_Challenge_
Can you find the lines of the listing that include "percent" and copy every one?

(Stored items from a collection)
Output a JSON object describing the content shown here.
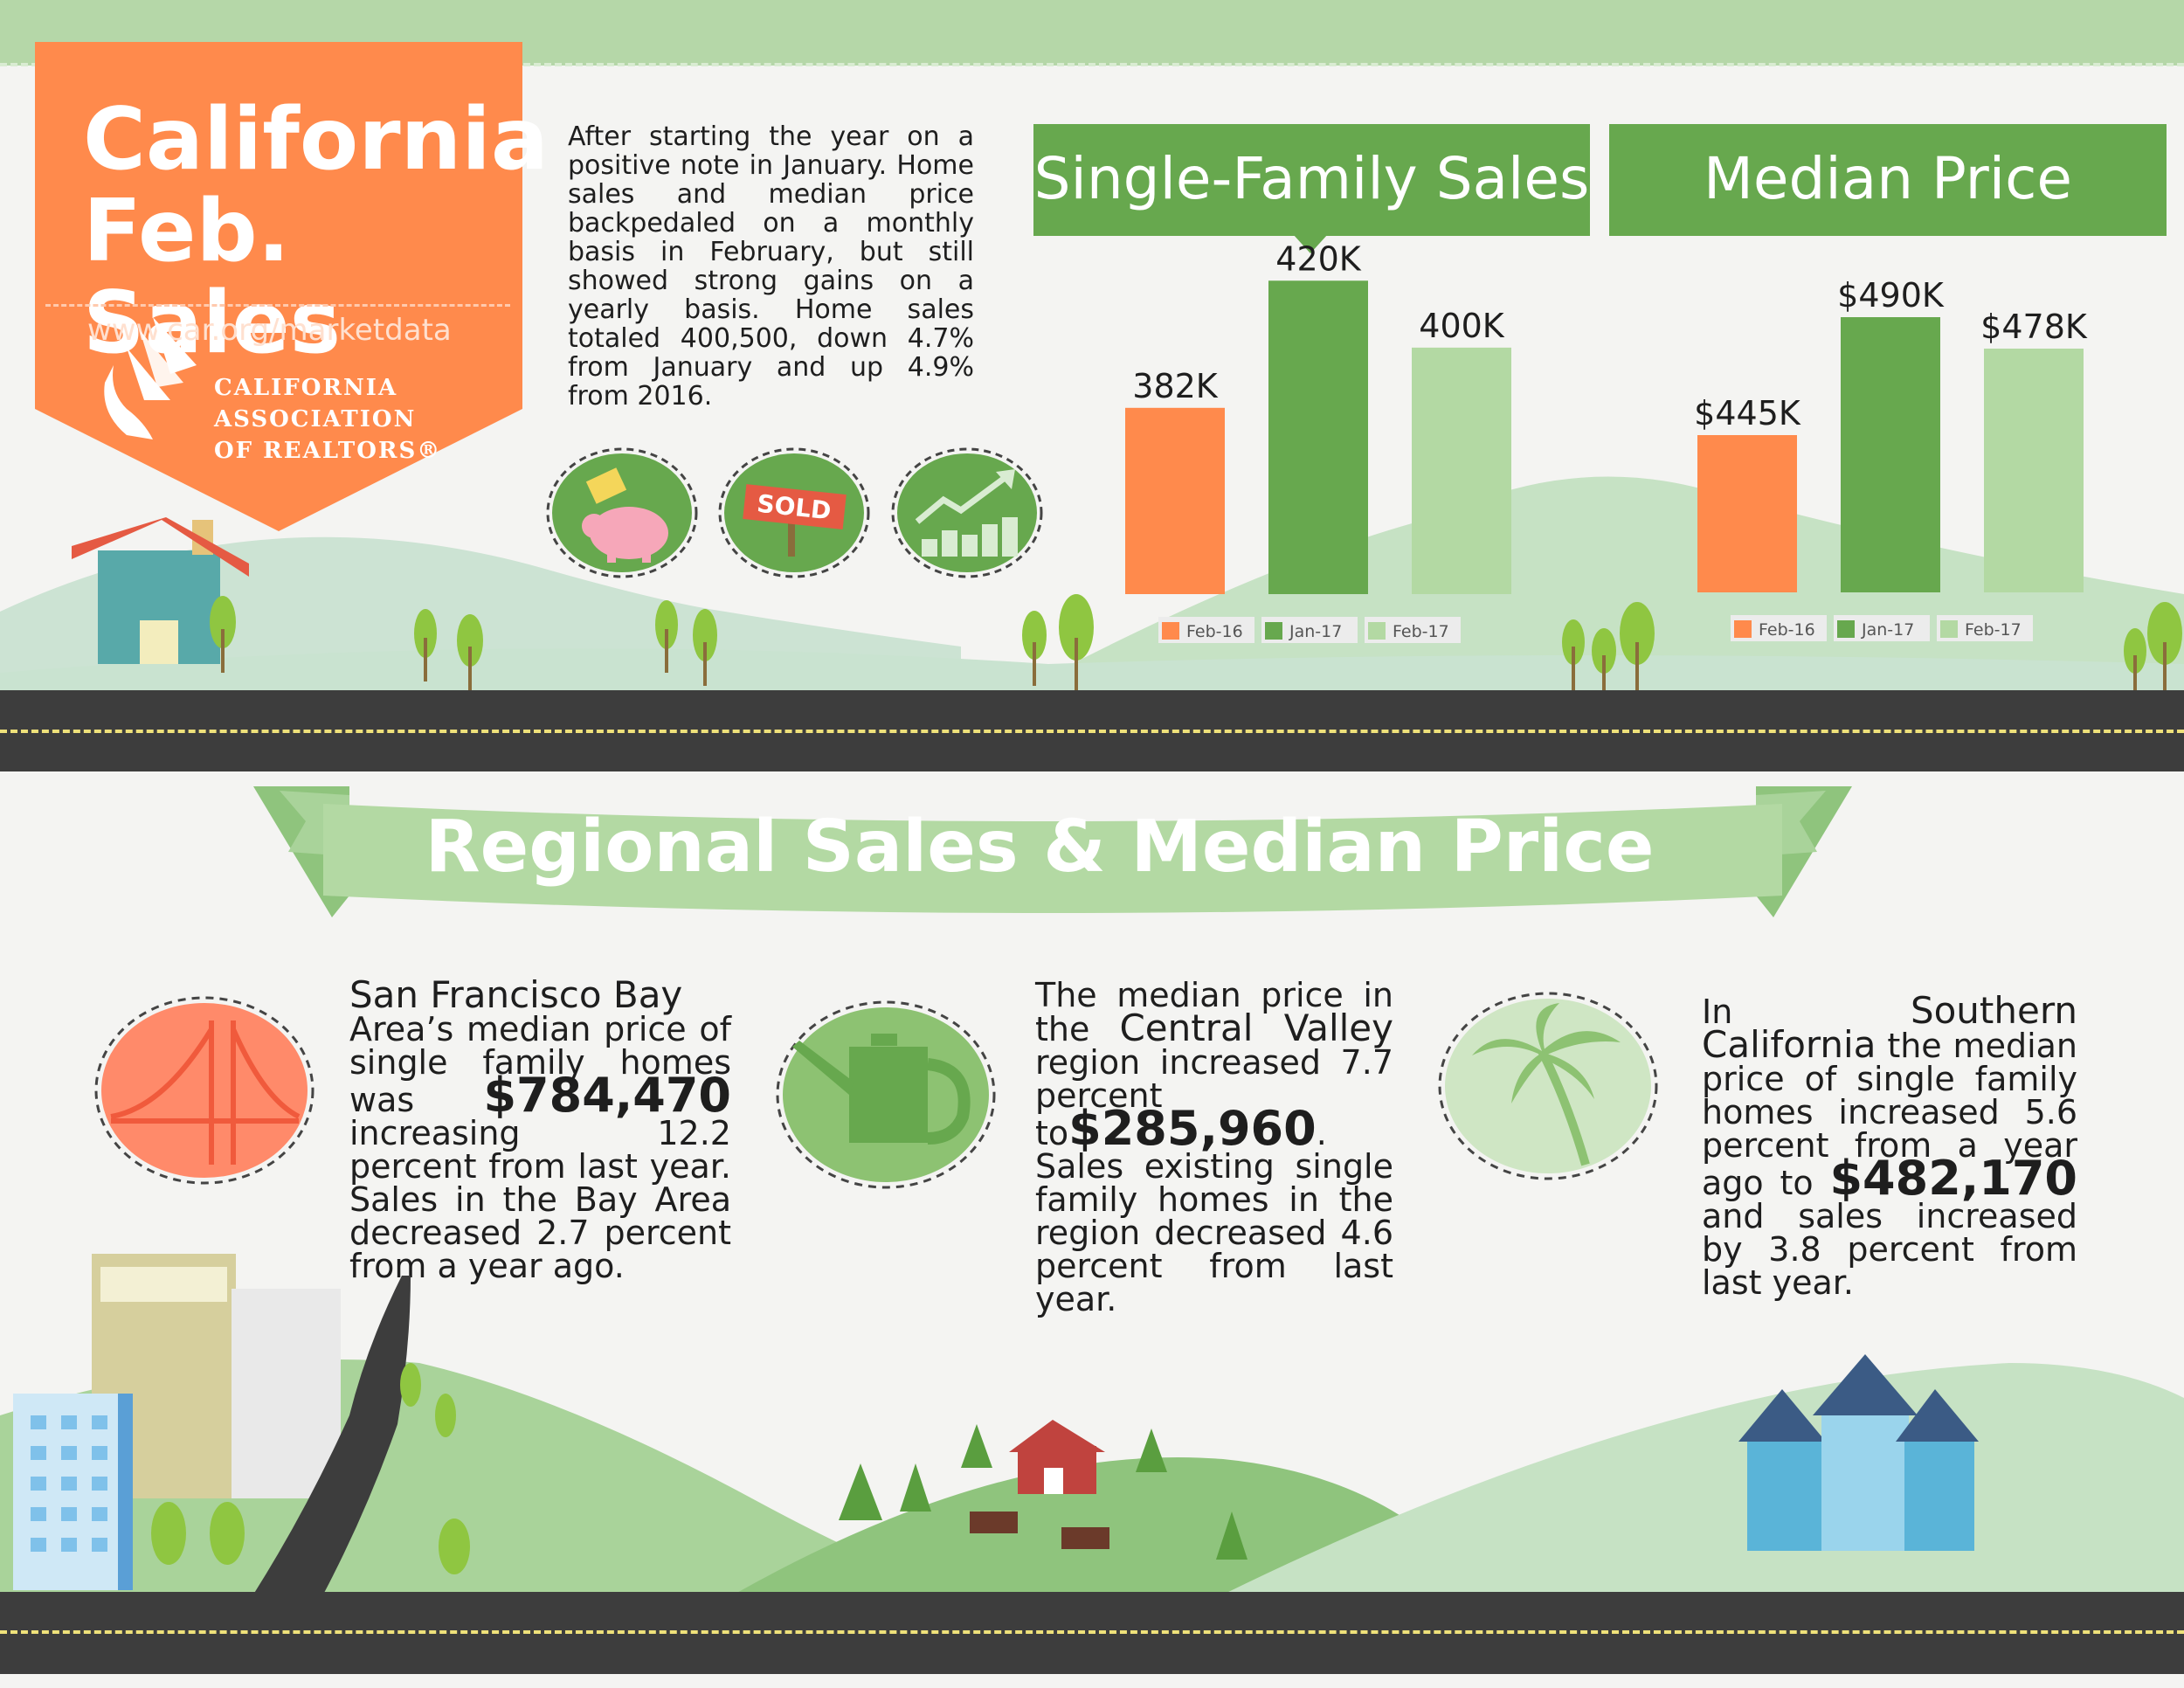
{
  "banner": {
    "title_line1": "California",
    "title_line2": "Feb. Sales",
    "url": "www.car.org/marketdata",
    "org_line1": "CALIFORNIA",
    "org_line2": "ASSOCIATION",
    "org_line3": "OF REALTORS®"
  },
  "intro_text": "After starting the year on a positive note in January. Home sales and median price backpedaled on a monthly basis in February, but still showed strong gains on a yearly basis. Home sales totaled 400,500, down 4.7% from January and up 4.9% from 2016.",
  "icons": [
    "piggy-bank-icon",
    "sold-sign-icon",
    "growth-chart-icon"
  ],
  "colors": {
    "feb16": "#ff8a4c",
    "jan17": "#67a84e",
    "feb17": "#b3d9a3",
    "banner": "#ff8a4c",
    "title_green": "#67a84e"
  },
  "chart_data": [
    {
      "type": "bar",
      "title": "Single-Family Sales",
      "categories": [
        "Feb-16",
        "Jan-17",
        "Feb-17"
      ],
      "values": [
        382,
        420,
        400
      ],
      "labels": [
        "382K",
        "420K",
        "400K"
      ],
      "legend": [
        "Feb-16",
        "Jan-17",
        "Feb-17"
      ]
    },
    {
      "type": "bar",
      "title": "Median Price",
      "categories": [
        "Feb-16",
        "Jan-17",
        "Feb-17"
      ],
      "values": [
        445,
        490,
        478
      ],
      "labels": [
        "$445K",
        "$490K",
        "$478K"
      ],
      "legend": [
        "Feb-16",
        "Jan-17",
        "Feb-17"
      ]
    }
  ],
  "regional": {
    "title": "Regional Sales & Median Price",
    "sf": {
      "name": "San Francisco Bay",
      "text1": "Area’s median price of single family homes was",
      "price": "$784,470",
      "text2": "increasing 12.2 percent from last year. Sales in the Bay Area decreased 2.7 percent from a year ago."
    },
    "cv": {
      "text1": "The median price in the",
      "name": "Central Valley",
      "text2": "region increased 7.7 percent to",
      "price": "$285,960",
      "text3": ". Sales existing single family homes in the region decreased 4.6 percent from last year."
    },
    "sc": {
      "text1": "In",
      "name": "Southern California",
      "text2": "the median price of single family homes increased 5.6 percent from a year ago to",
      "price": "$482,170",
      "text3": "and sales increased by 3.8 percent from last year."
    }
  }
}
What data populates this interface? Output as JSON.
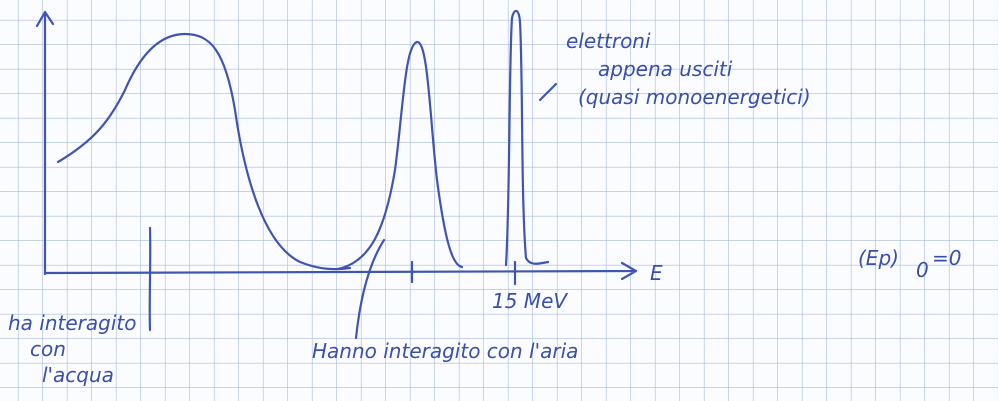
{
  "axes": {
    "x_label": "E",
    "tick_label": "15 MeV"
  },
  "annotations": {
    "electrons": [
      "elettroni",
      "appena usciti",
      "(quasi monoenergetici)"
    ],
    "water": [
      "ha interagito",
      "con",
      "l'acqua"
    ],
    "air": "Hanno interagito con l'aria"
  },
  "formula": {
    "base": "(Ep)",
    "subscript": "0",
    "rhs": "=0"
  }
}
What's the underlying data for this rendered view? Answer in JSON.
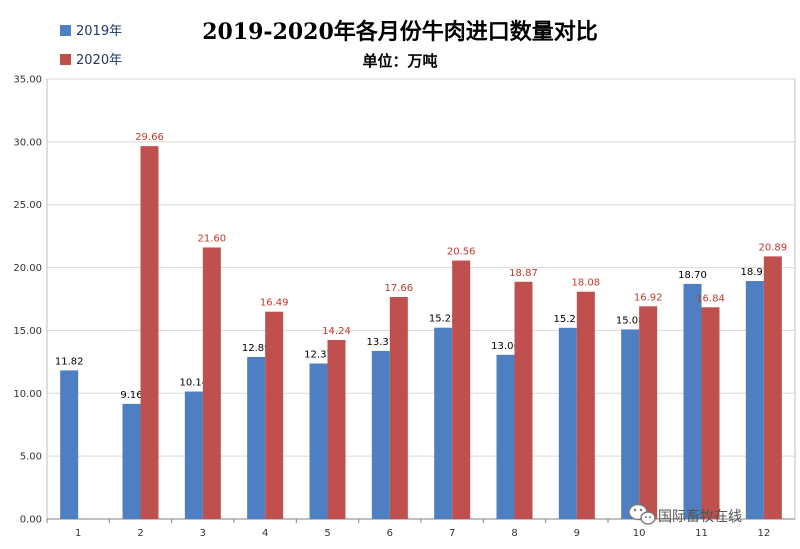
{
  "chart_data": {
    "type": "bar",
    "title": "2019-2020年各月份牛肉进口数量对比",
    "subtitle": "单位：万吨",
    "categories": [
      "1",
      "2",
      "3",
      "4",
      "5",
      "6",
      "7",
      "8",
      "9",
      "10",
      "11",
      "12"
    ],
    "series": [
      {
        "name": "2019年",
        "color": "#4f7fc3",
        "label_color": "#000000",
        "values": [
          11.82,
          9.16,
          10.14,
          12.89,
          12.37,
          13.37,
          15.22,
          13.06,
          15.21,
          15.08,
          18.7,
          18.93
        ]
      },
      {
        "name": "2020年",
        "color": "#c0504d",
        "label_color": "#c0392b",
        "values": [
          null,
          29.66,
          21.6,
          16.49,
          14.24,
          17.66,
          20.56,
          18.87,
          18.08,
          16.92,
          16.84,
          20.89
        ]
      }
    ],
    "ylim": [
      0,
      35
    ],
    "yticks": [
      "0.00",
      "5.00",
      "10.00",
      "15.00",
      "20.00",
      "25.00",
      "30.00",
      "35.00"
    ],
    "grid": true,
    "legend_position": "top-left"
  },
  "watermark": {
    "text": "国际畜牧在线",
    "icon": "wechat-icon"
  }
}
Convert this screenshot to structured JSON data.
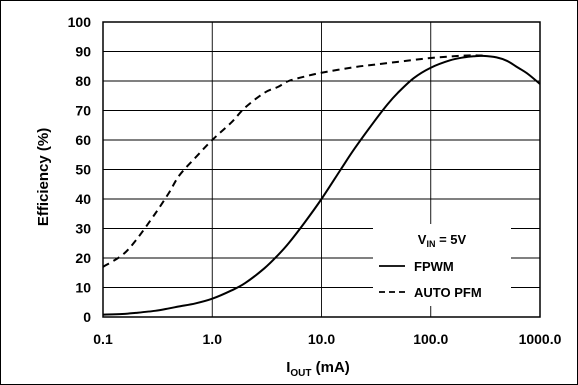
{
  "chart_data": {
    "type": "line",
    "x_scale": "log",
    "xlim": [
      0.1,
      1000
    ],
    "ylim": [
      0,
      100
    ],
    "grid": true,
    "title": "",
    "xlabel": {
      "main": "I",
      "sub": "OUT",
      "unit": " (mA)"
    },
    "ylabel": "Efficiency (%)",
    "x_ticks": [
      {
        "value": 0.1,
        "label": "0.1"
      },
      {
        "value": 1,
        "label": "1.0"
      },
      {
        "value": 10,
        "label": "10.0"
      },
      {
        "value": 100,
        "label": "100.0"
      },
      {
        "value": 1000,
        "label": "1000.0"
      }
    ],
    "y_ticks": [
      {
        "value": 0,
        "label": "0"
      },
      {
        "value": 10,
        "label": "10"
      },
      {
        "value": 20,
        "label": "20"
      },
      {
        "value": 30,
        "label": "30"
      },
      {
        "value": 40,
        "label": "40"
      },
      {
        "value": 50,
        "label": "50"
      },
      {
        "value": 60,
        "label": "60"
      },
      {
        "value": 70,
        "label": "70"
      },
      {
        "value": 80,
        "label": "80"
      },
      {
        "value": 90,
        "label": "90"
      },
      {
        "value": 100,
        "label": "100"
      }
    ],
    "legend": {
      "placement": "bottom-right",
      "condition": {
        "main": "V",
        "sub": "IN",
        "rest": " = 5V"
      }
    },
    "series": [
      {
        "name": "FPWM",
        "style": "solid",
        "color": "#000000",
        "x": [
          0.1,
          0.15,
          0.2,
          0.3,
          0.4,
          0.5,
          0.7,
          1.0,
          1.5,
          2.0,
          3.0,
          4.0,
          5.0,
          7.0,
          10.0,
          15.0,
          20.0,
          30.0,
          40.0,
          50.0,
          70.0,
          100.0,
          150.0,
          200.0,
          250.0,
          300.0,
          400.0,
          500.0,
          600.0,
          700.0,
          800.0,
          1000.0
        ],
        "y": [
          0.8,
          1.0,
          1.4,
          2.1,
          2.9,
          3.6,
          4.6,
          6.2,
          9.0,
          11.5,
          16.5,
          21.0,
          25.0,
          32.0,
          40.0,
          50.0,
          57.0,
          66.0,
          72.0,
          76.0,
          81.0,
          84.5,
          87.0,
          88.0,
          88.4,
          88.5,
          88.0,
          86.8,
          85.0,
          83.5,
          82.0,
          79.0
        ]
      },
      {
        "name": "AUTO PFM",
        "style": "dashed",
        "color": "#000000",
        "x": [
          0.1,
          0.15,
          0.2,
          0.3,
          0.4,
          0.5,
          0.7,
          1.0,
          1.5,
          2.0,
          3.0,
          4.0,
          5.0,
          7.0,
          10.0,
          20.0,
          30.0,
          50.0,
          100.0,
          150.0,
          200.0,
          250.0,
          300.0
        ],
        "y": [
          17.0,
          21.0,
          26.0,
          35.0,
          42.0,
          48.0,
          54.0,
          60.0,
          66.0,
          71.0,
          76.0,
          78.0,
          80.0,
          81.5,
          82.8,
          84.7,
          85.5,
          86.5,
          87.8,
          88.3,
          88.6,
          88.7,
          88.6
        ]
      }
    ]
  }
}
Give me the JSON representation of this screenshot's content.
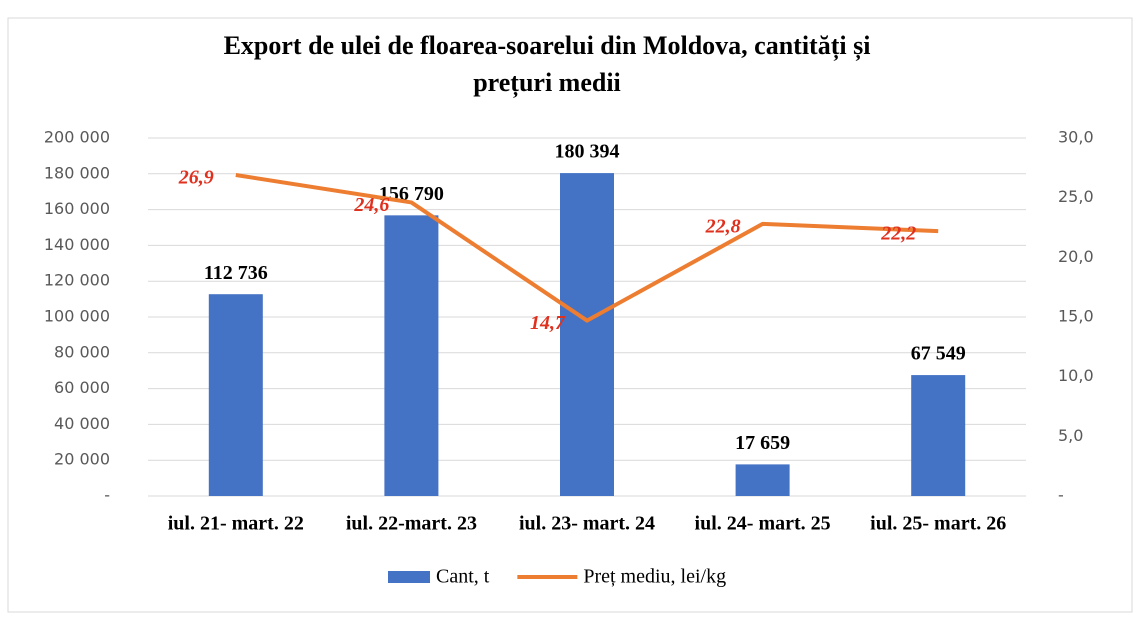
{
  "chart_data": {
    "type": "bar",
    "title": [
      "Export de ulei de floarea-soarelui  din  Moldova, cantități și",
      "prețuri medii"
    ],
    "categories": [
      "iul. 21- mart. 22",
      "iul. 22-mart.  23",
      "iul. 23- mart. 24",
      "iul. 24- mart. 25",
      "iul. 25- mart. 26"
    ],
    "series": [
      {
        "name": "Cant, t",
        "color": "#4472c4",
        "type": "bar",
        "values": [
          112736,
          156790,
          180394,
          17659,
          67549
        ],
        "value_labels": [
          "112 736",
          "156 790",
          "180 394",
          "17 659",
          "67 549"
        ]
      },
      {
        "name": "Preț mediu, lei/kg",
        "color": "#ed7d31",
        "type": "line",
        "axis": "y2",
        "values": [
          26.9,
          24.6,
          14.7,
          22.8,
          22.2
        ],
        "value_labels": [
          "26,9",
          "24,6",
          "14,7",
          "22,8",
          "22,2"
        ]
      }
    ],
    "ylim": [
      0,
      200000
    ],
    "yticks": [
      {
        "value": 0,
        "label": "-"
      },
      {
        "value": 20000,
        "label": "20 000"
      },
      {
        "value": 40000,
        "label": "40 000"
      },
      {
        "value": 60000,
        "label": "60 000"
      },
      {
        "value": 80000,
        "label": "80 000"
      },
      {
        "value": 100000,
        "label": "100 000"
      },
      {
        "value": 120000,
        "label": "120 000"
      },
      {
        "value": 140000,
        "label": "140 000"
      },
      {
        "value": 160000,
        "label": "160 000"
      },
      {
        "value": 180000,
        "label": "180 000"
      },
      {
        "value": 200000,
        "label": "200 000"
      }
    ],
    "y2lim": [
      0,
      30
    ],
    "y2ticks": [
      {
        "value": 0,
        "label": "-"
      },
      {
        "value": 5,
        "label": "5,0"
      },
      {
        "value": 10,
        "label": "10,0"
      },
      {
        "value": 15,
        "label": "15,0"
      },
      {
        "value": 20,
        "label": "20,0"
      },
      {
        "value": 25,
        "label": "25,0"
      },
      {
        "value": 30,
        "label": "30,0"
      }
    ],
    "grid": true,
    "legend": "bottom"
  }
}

_Response below_
      "text2": "increasing 12.2 percent from last year. Sales in the Bay Area decreased 2.7 percent from a year ago."
      "text2": "region increased 7.7 percent to",
      "text3": ". Sales existing single family homes in the region decreased 4.6 percent from last year."
      "text2": "the median price of single family homes increased 5.6 percent from a year ago to",
      "text3": "and sales increased by 3.8 percent from last year."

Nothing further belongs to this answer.